● **Dataset entries**:
· · · · · · ·

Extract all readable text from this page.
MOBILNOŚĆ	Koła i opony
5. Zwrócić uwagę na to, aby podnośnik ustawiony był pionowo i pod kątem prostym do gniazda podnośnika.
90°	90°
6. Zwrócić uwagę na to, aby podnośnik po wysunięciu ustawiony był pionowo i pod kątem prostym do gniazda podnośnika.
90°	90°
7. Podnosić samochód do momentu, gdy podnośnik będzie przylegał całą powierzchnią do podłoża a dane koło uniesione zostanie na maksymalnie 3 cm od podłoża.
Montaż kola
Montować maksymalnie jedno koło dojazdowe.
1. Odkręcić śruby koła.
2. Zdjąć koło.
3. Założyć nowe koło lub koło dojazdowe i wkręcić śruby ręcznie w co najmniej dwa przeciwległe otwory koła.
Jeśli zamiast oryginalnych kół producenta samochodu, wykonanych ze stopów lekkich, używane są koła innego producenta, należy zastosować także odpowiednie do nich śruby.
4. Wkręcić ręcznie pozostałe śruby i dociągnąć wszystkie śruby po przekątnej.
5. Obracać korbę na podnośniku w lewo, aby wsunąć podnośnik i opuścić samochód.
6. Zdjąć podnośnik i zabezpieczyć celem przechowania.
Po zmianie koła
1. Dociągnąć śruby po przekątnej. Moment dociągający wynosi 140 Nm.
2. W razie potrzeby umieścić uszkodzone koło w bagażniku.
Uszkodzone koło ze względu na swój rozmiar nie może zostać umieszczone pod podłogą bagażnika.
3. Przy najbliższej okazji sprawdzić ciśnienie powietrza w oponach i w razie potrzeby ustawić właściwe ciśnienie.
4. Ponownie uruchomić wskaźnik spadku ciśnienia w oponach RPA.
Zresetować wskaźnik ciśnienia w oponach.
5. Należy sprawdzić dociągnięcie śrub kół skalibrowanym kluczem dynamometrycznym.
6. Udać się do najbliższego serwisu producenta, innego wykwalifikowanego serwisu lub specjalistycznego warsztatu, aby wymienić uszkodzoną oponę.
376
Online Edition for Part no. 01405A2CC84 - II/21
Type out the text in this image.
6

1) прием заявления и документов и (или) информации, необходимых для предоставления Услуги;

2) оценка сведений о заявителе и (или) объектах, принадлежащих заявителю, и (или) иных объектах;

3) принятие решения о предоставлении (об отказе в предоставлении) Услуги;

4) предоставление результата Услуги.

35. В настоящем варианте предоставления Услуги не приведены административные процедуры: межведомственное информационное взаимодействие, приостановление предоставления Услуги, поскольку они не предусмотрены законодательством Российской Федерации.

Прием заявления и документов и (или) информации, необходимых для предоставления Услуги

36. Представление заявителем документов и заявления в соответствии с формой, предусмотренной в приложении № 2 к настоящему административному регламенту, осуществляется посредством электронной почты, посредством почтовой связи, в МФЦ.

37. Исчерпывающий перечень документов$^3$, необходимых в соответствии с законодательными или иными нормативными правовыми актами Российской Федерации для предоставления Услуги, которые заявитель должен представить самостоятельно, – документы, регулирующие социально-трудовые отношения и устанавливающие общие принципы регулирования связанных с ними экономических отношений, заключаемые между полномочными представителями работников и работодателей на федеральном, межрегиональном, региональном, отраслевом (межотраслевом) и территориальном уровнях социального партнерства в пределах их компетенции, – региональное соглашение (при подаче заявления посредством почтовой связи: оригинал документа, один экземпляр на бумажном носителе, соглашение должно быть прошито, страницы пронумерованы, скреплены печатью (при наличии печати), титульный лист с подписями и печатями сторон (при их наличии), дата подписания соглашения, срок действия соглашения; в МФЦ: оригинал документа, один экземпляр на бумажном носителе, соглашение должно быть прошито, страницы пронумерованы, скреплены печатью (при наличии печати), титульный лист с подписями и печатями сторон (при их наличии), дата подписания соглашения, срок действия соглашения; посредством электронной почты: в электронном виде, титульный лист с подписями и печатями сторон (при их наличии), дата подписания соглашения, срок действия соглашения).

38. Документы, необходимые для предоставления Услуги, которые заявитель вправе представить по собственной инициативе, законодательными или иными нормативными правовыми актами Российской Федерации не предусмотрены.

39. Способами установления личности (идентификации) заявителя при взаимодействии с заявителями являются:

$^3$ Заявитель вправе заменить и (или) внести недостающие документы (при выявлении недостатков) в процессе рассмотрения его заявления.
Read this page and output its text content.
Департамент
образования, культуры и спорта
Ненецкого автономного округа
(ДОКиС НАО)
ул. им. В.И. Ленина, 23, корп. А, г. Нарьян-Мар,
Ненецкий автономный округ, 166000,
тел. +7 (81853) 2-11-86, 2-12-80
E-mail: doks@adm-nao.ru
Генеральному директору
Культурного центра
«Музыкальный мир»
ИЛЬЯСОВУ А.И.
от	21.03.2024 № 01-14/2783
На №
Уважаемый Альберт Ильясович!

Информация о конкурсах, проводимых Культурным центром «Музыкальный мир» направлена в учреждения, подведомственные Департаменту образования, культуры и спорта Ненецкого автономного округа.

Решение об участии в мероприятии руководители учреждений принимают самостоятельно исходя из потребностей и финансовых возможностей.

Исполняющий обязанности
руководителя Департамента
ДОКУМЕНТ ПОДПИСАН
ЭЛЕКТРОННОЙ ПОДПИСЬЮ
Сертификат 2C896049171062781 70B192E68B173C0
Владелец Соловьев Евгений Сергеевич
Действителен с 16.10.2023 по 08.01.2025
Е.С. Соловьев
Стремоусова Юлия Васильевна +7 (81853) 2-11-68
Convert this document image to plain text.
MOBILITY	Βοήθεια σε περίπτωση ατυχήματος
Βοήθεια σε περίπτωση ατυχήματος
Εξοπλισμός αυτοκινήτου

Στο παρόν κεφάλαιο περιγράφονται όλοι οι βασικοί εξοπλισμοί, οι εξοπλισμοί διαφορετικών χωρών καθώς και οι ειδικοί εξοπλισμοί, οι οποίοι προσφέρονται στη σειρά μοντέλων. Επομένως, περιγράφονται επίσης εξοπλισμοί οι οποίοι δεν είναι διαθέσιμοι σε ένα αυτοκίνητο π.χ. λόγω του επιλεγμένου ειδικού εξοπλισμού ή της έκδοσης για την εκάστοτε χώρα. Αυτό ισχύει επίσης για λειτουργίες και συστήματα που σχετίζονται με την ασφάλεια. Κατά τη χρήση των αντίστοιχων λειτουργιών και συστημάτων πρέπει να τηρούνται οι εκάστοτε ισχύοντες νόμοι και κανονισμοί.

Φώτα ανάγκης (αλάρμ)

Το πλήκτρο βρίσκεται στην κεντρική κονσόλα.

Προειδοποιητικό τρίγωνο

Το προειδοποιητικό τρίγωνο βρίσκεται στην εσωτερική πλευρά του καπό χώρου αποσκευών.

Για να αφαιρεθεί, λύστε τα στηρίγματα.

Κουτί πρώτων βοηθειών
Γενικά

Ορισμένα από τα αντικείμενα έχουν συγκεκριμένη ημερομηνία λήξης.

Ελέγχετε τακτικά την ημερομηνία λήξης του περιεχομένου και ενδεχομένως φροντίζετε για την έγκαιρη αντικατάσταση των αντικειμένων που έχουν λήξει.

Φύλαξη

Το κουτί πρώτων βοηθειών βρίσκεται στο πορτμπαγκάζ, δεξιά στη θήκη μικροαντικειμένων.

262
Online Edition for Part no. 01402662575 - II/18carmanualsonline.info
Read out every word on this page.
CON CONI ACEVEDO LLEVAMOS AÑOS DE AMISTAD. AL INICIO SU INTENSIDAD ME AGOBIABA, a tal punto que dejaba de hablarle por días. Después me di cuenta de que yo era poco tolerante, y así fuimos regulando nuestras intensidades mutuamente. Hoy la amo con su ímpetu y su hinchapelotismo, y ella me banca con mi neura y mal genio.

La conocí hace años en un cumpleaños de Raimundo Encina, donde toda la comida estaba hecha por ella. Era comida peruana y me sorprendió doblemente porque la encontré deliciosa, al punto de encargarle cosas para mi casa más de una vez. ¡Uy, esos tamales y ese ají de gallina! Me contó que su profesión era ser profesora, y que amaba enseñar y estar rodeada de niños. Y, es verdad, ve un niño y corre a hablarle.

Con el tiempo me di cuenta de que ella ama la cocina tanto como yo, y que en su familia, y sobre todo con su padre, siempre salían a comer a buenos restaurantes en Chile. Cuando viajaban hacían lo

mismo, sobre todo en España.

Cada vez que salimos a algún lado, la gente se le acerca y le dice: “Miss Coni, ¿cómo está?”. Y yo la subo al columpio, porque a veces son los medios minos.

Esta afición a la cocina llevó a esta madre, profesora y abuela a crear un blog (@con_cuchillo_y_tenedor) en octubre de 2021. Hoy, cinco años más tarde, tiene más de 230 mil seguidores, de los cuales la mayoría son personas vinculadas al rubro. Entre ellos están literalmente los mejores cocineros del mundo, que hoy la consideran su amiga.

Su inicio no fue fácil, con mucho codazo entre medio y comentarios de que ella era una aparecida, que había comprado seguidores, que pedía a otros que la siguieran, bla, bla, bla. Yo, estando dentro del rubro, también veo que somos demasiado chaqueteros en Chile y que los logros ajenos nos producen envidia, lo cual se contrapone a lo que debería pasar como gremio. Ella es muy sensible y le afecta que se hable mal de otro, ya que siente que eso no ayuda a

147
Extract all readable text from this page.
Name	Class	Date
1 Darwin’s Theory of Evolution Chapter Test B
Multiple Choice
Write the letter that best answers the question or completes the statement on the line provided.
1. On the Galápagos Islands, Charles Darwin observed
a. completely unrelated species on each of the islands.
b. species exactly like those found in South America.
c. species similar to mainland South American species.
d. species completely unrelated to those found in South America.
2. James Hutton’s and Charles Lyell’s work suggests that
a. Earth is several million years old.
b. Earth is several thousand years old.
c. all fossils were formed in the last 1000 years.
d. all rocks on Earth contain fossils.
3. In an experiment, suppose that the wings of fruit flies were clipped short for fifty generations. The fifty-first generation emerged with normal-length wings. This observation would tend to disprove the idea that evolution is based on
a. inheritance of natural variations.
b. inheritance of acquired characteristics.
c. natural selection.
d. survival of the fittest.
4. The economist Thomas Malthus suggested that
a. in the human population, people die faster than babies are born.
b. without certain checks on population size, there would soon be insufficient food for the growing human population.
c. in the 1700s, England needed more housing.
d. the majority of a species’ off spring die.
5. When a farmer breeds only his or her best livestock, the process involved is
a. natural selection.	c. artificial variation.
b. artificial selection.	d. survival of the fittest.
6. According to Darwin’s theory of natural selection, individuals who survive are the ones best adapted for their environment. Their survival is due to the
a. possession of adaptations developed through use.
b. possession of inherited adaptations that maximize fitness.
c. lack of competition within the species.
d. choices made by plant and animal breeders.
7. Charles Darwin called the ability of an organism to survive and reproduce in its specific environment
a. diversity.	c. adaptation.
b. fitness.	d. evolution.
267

· · · · · · ·

Display every line of the listing that contains the string "спорта".

образования, культуры и спорта
Информация о конкурсах, проводимых Культурным центром «Музыкальный мир» направлена в учреждения, подведомственные Департаменту образования, культуры и спорта Ненецкого автономного округа.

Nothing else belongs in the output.